### Description of the task:
An exact copy of all the data is required, with pictures left out.

### Records for processing:

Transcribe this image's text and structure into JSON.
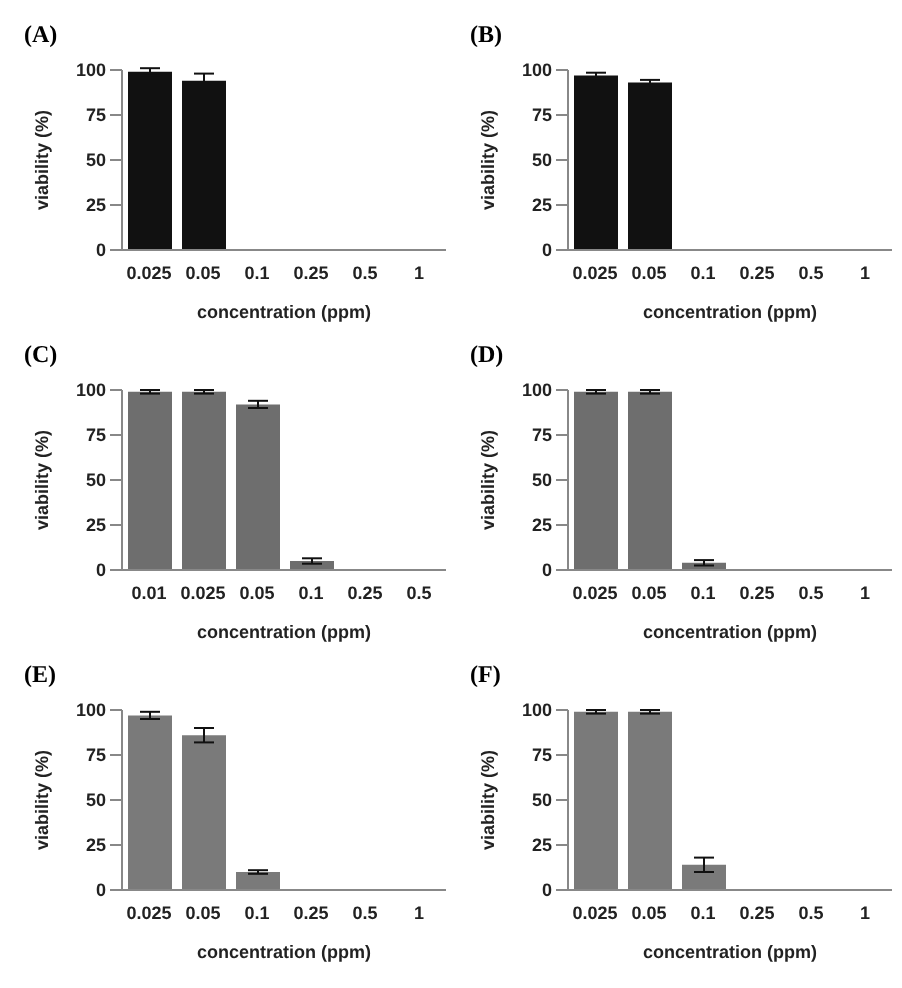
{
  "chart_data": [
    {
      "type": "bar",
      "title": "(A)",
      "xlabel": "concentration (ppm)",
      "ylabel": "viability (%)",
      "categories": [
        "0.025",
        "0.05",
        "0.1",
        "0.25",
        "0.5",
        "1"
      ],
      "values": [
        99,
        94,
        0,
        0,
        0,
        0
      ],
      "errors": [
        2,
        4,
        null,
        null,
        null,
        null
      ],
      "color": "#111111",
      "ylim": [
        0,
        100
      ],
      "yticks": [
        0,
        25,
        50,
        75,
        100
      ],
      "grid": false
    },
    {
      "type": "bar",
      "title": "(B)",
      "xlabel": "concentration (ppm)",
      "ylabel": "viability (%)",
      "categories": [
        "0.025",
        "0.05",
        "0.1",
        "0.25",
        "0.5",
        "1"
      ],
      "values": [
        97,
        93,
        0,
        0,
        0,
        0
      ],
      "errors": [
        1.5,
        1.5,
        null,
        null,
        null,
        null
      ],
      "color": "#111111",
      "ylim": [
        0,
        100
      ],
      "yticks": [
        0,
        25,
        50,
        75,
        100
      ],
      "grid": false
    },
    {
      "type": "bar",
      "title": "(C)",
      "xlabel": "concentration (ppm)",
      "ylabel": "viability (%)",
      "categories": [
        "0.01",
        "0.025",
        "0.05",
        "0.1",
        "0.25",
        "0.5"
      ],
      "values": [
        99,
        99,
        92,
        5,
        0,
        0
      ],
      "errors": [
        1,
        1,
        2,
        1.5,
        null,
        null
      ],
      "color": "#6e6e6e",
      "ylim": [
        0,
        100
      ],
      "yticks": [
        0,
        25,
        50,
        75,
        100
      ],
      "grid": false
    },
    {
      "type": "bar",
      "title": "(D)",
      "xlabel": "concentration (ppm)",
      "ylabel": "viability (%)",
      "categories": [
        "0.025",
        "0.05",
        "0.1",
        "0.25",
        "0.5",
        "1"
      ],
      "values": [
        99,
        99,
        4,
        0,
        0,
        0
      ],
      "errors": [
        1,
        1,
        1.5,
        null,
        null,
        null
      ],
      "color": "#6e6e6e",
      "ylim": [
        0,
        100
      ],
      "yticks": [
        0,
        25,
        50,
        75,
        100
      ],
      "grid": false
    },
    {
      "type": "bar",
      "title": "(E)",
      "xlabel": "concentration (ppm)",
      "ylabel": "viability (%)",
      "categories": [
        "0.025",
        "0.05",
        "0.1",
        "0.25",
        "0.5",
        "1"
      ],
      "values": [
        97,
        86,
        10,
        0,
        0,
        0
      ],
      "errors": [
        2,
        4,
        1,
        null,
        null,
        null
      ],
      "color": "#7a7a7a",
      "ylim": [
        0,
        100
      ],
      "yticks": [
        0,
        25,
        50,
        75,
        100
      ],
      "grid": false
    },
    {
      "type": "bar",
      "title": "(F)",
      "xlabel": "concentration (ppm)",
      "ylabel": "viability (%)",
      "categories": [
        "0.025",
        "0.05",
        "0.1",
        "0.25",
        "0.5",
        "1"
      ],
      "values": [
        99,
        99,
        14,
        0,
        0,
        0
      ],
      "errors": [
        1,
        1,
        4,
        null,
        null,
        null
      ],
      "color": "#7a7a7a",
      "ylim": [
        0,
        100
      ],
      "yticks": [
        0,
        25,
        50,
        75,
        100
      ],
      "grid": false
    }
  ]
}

### Answer for this exercise:
Transcribe this image's text and structure into JSON.
{
  "chart_data": [
    {
      "type": "bar",
      "title": "(A)",
      "xlabel": "concentration (ppm)",
      "ylabel": "viability (%)",
      "categories": [
        "0.025",
        "0.05",
        "0.1",
        "0.25",
        "0.5",
        "1"
      ],
      "values": [
        99,
        94,
        0,
        0,
        0,
        0
      ],
      "errors": [
        2,
        4,
        null,
        null,
        null,
        null
      ],
      "color": "#111111",
      "ylim": [
        0,
        100
      ],
      "yticks": [
        0,
        25,
        50,
        75,
        100
      ],
      "grid": false
    },
    {
      "type": "bar",
      "title": "(B)",
      "xlabel": "concentration (ppm)",
      "ylabel": "viability (%)",
      "categories": [
        "0.025",
        "0.05",
        "0.1",
        "0.25",
        "0.5",
        "1"
      ],
      "values": [
        97,
        93,
        0,
        0,
        0,
        0
      ],
      "errors": [
        1.5,
        1.5,
        null,
        null,
        null,
        null
      ],
      "color": "#111111",
      "ylim": [
        0,
        100
      ],
      "yticks": [
        0,
        25,
        50,
        75,
        100
      ],
      "grid": false
    },
    {
      "type": "bar",
      "title": "(C)",
      "xlabel": "concentration (ppm)",
      "ylabel": "viability (%)",
      "categories": [
        "0.01",
        "0.025",
        "0.05",
        "0.1",
        "0.25",
        "0.5"
      ],
      "values": [
        99,
        99,
        92,
        5,
        0,
        0
      ],
      "errors": [
        1,
        1,
        2,
        1.5,
        null,
        null
      ],
      "color": "#6e6e6e",
      "ylim": [
        0,
        100
      ],
      "yticks": [
        0,
        25,
        50,
        75,
        100
      ],
      "grid": false
    },
    {
      "type": "bar",
      "title": "(D)",
      "xlabel": "concentration (ppm)",
      "ylabel": "viability (%)",
      "categories": [
        "0.025",
        "0.05",
        "0.1",
        "0.25",
        "0.5",
        "1"
      ],
      "values": [
        99,
        99,
        4,
        0,
        0,
        0
      ],
      "errors": [
        1,
        1,
        1.5,
        null,
        null,
        null
      ],
      "color": "#6e6e6e",
      "ylim": [
        0,
        100
      ],
      "yticks": [
        0,
        25,
        50,
        75,
        100
      ],
      "grid": false
    },
    {
      "type": "bar",
      "title": "(E)",
      "xlabel": "concentration (ppm)",
      "ylabel": "viability (%)",
      "categories": [
        "0.025",
        "0.05",
        "0.1",
        "0.25",
        "0.5",
        "1"
      ],
      "values": [
        97,
        86,
        10,
        0,
        0,
        0
      ],
      "errors": [
        2,
        4,
        1,
        null,
        null,
        null
      ],
      "color": "#7a7a7a",
      "ylim": [
        0,
        100
      ],
      "yticks": [
        0,
        25,
        50,
        75,
        100
      ],
      "grid": false
    },
    {
      "type": "bar",
      "title": "(F)",
      "xlabel": "concentration (ppm)",
      "ylabel": "viability (%)",
      "categories": [
        "0.025",
        "0.05",
        "0.1",
        "0.25",
        "0.5",
        "1"
      ],
      "values": [
        99,
        99,
        14,
        0,
        0,
        0
      ],
      "errors": [
        1,
        1,
        4,
        null,
        null,
        null
      ],
      "color": "#7a7a7a",
      "ylim": [
        0,
        100
      ],
      "yticks": [
        0,
        25,
        50,
        75,
        100
      ],
      "grid": false
    }
  ]
}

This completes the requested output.